::: SUPPLIED PASSAGE :::

Re: [hebrew] Re: Aramaic unification and information retrieval

From: Philippe Verdy (verdy_p@wanadoo.fr)
Date: Wed Dec 24 2003 - 19:18:15 EST

  • Next message: Mark E. Shoulson: "Re: Aramaic unification and information retrieval"

    "Michael Everson" <everson@evertype.com>
    > We have encoded 70,000 of them.

    All depends on the way you define characters. Most ideographs are composed,
    but Unicode and the CJK unification working groups have failed for now to
    define a coherent definition of how these characters really compose, so we
    are still assisting to an always exploding number of compound ideographs,
    created everyday by Han users.

    If Latin characters were counted the way Han is, we would probably reach
    similar (may be even more) composed "characters". It's just infortunate that
    Han lacks a way to describe its composition model (it used to be the case
    too for the Hangul Alphabet, but recent works seem to demonstrate that the
    complexity of Hangul is just superficial in Unicode but forgets the actual
    use and rules that are inherent to the script script).

::: SUPPLIED ENTRIES :::

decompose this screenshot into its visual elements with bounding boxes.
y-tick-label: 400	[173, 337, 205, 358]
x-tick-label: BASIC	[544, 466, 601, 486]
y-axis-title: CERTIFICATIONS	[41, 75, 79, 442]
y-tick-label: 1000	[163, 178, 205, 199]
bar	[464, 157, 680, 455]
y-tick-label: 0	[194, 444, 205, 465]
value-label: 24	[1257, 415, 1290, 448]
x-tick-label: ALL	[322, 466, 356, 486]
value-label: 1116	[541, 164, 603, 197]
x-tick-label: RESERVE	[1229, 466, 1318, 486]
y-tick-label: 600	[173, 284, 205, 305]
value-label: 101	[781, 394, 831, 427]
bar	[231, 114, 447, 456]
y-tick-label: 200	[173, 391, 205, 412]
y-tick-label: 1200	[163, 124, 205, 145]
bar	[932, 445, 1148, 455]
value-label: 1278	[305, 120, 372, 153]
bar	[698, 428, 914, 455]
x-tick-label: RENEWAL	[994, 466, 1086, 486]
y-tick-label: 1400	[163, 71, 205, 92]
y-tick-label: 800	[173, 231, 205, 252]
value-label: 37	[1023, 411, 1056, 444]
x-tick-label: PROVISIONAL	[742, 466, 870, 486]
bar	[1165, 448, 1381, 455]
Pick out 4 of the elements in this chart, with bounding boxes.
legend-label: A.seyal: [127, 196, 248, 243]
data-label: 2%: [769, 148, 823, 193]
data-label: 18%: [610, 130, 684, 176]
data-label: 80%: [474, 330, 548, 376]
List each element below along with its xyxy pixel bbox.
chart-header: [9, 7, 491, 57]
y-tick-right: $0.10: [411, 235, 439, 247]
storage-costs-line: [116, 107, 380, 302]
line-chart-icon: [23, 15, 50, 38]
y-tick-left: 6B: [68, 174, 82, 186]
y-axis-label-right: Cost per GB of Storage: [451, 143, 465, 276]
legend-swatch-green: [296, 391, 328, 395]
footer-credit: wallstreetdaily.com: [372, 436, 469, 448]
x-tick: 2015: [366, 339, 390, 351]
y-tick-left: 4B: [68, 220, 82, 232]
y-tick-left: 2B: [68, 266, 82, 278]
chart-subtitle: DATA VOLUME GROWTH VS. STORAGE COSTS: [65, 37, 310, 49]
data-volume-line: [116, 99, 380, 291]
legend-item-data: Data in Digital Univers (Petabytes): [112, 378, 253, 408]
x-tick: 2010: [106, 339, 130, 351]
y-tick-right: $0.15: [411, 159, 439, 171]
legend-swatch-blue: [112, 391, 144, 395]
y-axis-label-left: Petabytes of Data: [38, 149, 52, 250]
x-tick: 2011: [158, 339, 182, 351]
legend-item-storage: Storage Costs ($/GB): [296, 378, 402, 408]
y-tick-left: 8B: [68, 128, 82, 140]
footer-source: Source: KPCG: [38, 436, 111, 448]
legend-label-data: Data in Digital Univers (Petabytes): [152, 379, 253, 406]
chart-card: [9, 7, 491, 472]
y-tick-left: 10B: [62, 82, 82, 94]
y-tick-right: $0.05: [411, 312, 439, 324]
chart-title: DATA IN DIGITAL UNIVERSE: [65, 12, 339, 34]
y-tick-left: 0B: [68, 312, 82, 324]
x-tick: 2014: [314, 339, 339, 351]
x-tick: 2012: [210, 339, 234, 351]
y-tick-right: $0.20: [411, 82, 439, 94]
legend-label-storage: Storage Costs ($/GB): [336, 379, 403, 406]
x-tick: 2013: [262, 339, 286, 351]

:::

Answer these about the mailing-list reply on Aramaic unification:
(a) How many characters does the quoted line say have been encoded?
(b) Who sent the reply, and on what date?
(c) Besides Han, which script does the reply say also once lacked a way to describe its composition model?

**EXERCISE OUTPUT**
(a) 70,000
(b) Philippe Verdy, Wed Dec 24 2003
(c) The Hangul Alphabet